#### GIVEN EXERCISE:
Set down the material below word for word, excluding the pictures.

[Collection entries]
============

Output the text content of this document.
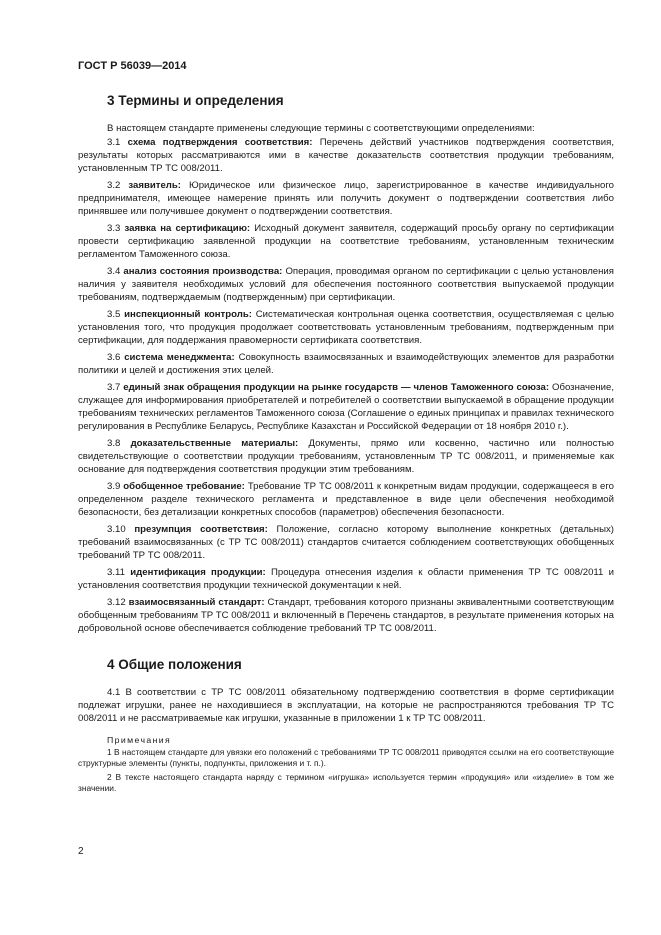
ГОСТ Р 56039—2014
3 Термины и определения

В настоящем стандарте применены следующие термины с соответствующими определениями:

3.1 схема подтверждения соответствия: Перечень действий участников подтверждения соответствия, результаты которых рассматриваются ими в качестве доказательств соответствия продукции требованиям, установленным ТР ТС 008/2011.

3.2 заявитель: Юридическое или физическое лицо, зарегистрированное в качестве индивидуального предпринимателя, имеющее намерение принять или получить документ о подтверждении соответствия либо принявшее или получившее документ о подтверждении соответствия.

3.3 заявка на сертификацию: Исходный документ заявителя, содержащий просьбу органу по сертификации провести сертификацию заявленной продукции на соответствие требованиям, установленным техническим регламентом Таможенного союза.

3.4 анализ состояния производства: Операция, проводимая органом по сертификации с целью установления наличия у заявителя необходимых условий для обеспечения постоянного соответствия выпускаемой продукции требованиям, подтверждаемым (подтвержденным) при сертификации.

3.5 инспекционный контроль: Систематическая контрольная оценка соответствия, осуществляемая с целью установления того, что продукция продолжает соответствовать установленным требованиям, подтвержденным при сертификации, для поддержания правомерности сертификата соответствия.

3.6 система менеджмента: Совокупность взаимосвязанных и взаимодействующих элементов для разработки политики и целей и достижения этих целей.

3.7 единый знак обращения продукции на рынке государств — членов Таможенного союза: Обозначение, служащее для информирования приобретателей и потребителей о соответствии выпускаемой в обращение продукции требованиям технических регламентов Таможенного союза (Соглашение о единых принципах и правилах технического регулирования в Республике Беларусь, Республике Казахстан и Российской Федерации от 18 ноября 2010 г.).

3.8 доказательственные материалы: Документы, прямо или косвенно, частично или полностью свидетельствующие о соответствии продукции требованиям, установленным ТР ТС 008/2011, и применяемые как основание для подтверждения соответствия продукции этим требованиям.

3.9 обобщенное требование: Требование ТР ТС 008/2011 к конкретным видам продукции, содержащееся в его определенном разделе технического регламента и представленное в виде цели обеспечения необходимой безопасности, без детализации конкретных способов (параметров) обеспечения безопасности.

3.10 презумпция соответствия: Положение, согласно которому выполнение конкретных (детальных) требований взаимосвязанных (с ТР ТС 008/2011) стандартов считается соблюдением соответствующих обобщенных требований ТР ТС 008/2011.

3.11 идентификация продукции: Процедура отнесения изделия к области применения ТР ТС 008/2011 и установления соответствия продукции технической документации к ней.

3.12 взаимосвязанный стандарт: Стандарт, требования которого признаны эквивалентными соответствующим обобщенным требованиям ТР ТС 008/2011 и включенный в Перечень стандартов, в результате применения которых на добровольной основе обеспечивается соблюдение требований ТР ТС 008/2011.

4 Общие положения

4.1 В соответствии с ТР ТС 008/2011 обязательному подтверждению соответствия в форме сертификации подлежат игрушки, ранее не находившиеся в эксплуатации, на которые не распространяются требования ТР ТС 008/2011 и не рассматриваемые как игрушки, указанные в приложении 1 к ТР ТС 008/2011.

Примечания

1 В настоящем стандарте для увязки его положений с требованиями ТР ТС 008/2011 приводятся ссылки на его соответствующие структурные элементы (пункты, подпункты, приложения и т. п.).

2 В тексте настоящего стандарта наряду с термином «игрушка» используется термин «продукция» или «изделие» в том же значении.

2
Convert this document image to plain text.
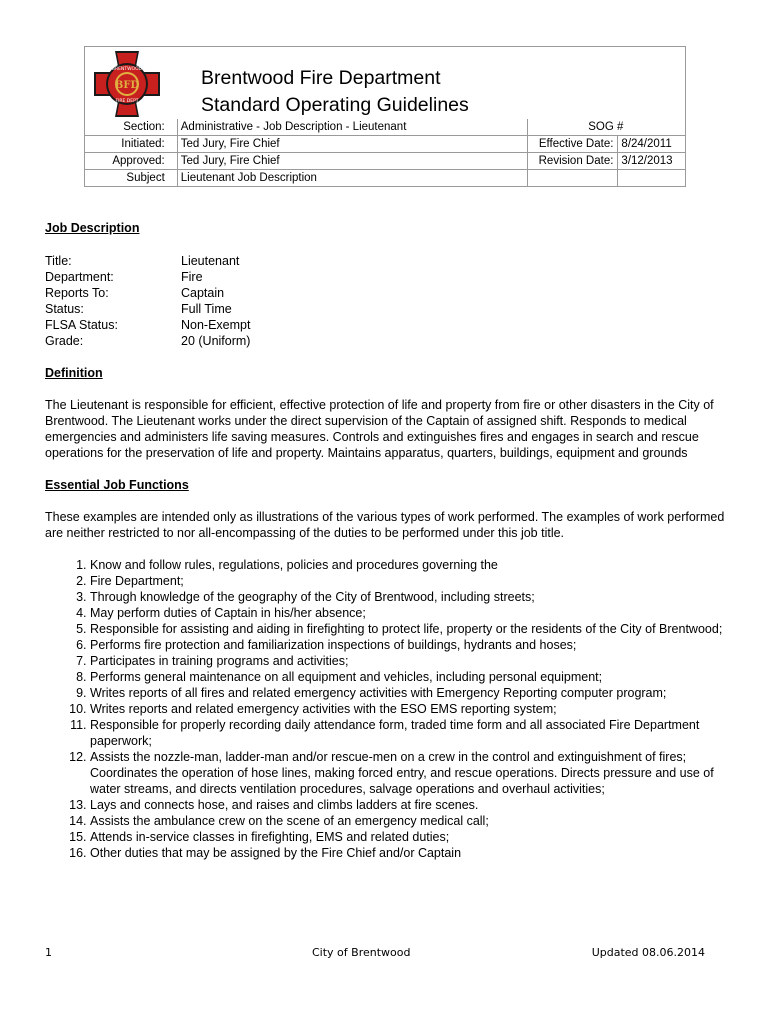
BFD
BRENTWOOD
FIRE DEPT
Brentwood Fire Department
Standard Operating Guidelines
Section:	Administrative - Job Description - Lieutenant	SOG #	
Initiated:	Ted Jury, Fire Chief	Effective Date:	8/24/2011
Approved:	Ted Jury, Fire Chief	Revision Date:	3/12/2013
Subject	Lieutenant Job Description		
Job Description
Title:	Lieutenant
Department:	Fire
Reports To:	Captain
Status:	Full Time
FLSA Status:	Non-Exempt
Grade:	20 (Uniform)
Definition

The Lieutenant is responsible for efficient, effective protection of life and property from fire or other disasters in the City of Brentwood. The Lieutenant works under the direct supervision of the Captain of assigned shift. Responds to medical emergencies and administers life saving measures. Controls and extinguishes fires and engages in search and rescue operations for the preservation of life and property. Maintains apparatus, quarters, buildings, equipment and grounds

Essential Job Functions

These examples are intended only as illustrations of the various types of work performed. The examples of work performed are neither restricted to nor all-encompassing of the duties to be performed under this job title.

1. Know and follow rules, regulations, policies and procedures governing the
2. Fire Department;
3. Through knowledge of the geography of the City of Brentwood, including streets;
4. May perform duties of Captain in his/her absence;
5. Responsible for assisting and aiding in firefighting to protect life, property or the residents of the City of Brentwood;
6. Performs fire protection and familiarization inspections of buildings, hydrants and hoses;
7. Participates in training programs and activities;
8. Performs general maintenance on all equipment and vehicles, including personal equipment;
9. Writes reports of all fires and related emergency activities with Emergency Reporting computer program;
10. Writes reports and related emergency activities with the ESO EMS reporting system;
11. Responsible for properly recording daily attendance form, traded time form and all associated Fire Department paperwork;
12. Assists the nozzle-man, ladder-man and/or rescue-men on a crew in the control and extinguishment of fires; Coordinates the operation of hose lines, making forced entry, and rescue operations. Directs pressure and use of water streams, and directs ventilation procedures, salvage operations and overhaul activities;
13. Lays and connects hose, and raises and climbs ladders at fire scenes.
14. Assists the ambulance crew on the scene of an emergency medical call;
15. Attends in-service classes in firefighting, EMS and related duties;
16. Other duties that may be assigned by the Fire Chief and/or Captain
1	City of Brentwood	Updated 08.06.2014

============

#### COMPLETE ANSWER:
Output the text content of this document.
ГОСТ Р 56039—2014
3 Термины и определения

В настоящем стандарте применены следующие термины с соответствующими определениями:

3.1 схема подтверждения соответствия: Перечень действий участников подтверждения соответствия, результаты которых рассматриваются ими в качестве доказательств соответствия продукции требованиям, установленным ТР ТС 008/2011.

3.2 заявитель: Юридическое или физическое лицо, зарегистрированное в качестве индивидуального предпринимателя, имеющее намерение принять или получить документ о подтверждении соответствия либо принявшее или получившее документ о подтверждении соответствия.

3.3 заявка на сертификацию: Исходный документ заявителя, содержащий просьбу органу по сертификации провести сертификацию заявленной продукции на соответствие требованиям, установленным техническим регламентом Таможенного союза.

3.4 анализ состояния производства: Операция, проводимая органом по сертификации с целью установления наличия у заявителя необходимых условий для обеспечения постоянного соответствия выпускаемой продукции требованиям, подтверждаемым (подтвержденным) при сертификации.

3.5 инспекционный контроль: Систематическая контрольная оценка соответствия, осуществляемая с целью установления того, что продукция продолжает соответствовать установленным требованиям, подтвержденным при сертификации, для поддержания правомерности сертификата соответствия.

3.6 система менеджмента: Совокупность взаимосвязанных и взаимодействующих элементов для разработки политики и целей и достижения этих целей.

3.7 единый знак обращения продукции на рынке государств — членов Таможенного союза: Обозначение, служащее для информирования приобретателей и потребителей о соответствии выпускаемой в обращение продукции требованиям технических регламентов Таможенного союза (Соглашение о единых принципах и правилах технического регулирования в Республике Беларусь, Республике Казахстан и Российской Федерации от 18 ноября 2010 г.).

3.8 доказательственные материалы: Документы, прямо или косвенно, частично или полностью свидетельствующие о соответствии продукции требованиям, установленным ТР ТС 008/2011, и применяемые как основание для подтверждения соответствия продукции этим требованиям.

3.9 обобщенное требование: Требование ТР ТС 008/2011 к конкретным видам продукции, содержащееся в его определенном разделе технического регламента и представленное в виде цели обеспечения необходимой безопасности, без детализации конкретных способов (параметров) обеспечения безопасности.

3.10 презумпция соответствия: Положение, согласно которому выполнение конкретных (детальных) требований взаимосвязанных (с ТР ТС 008/2011) стандартов считается соблюдением соответствующих обобщенных требований ТР ТС 008/2011.

3.11 идентификация продукции: Процедура отнесения изделия к области применения ТР ТС 008/2011 и установления соответствия продукции технической документации к ней.

3.12 взаимосвязанный стандарт: Стандарт, требования которого признаны эквивалентными соответствующим обобщенным требованиям ТР ТС 008/2011 и включенный в Перечень стандартов, в результате применения которых на добровольной основе обеспечивается соблюдение требований ТР ТС 008/2011.

4 Общие положения

4.1 В соответствии с ТР ТС 008/2011 обязательному подтверждению соответствия в форме сертификации подлежат игрушки, ранее не находившиеся в эксплуатации, на которые не распространяются требования ТР ТС 008/2011 и не рассматриваемые как игрушки, указанные в приложении 1 к ТР ТС 008/2011.

Примечания

1 В настоящем стандарте для увязки его положений с требованиями ТР ТС 008/2011 приводятся ссылки на его соответствующие структурные элементы (пункты, подпункты, приложения и т. п.).

2 В тексте настоящего стандарта наряду с термином «игрушка» используется термин «продукция» или «изделие» в том же значении.

2
Convert this document image to plain text.
BFD
BRENTWOOD
FIRE DEPT
Brentwood Fire Department
Standard Operating Guidelines
Section:	Administrative - Job Description - Lieutenant	SOG #	
Initiated:	Ted Jury, Fire Chief	Effective Date:	8/24/2011
Approved:	Ted Jury, Fire Chief	Revision Date:	3/12/2013
Subject	Lieutenant Job Description		
Job Description
Title:	Lieutenant
Department:	Fire
Reports To:	Captain
Status:	Full Time
FLSA Status:	Non-Exempt
Grade:	20 (Uniform)
Definition

The Lieutenant is responsible for efficient, effective protection of life and property from fire or other disasters in the City of Brentwood. The Lieutenant works under the direct supervision of the Captain of assigned shift. Responds to medical emergencies and administers life saving measures. Controls and extinguishes fires and engages in search and rescue operations for the preservation of life and property. Maintains apparatus, quarters, buildings, equipment and grounds

Essential Job Functions

These examples are intended only as illustrations of the various types of work performed. The examples of work performed are neither restricted to nor all-encompassing of the duties to be performed under this job title.

1. Know and follow rules, regulations, policies and procedures governing the
2. Fire Department;
3. Through knowledge of the geography of the City of Brentwood, including streets;
4. May perform duties of Captain in his/her absence;
5. Responsible for assisting and aiding in firefighting to protect life, property or the residents of the City of Brentwood;
6. Performs fire protection and familiarization inspections of buildings, hydrants and hoses;
7. Participates in training programs and activities;
8. Performs general maintenance on all equipment and vehicles, including personal equipment;
9. Writes reports of all fires and related emergency activities with Emergency Reporting computer program;
10. Writes reports and related emergency activities with the ESO EMS reporting system;
11. Responsible for properly recording daily attendance form, traded time form and all associated Fire Department paperwork;
12. Assists the nozzle-man, ladder-man and/or rescue-men on a crew in the control and extinguishment of fires; Coordinates the operation of hose lines, making forced entry, and rescue operations. Directs pressure and use of water streams, and directs ventilation procedures, salvage operations and overhaul activities;
13. Lays and connects hose, and raises and climbs ladders at fire scenes.
14. Assists the ambulance crew on the scene of an emergency medical call;
15. Attends in-service classes in firefighting, EMS and related duties;
16. Other duties that may be assigned by the Fire Chief and/or Captain
1	City of Brentwood	Updated 08.06.2014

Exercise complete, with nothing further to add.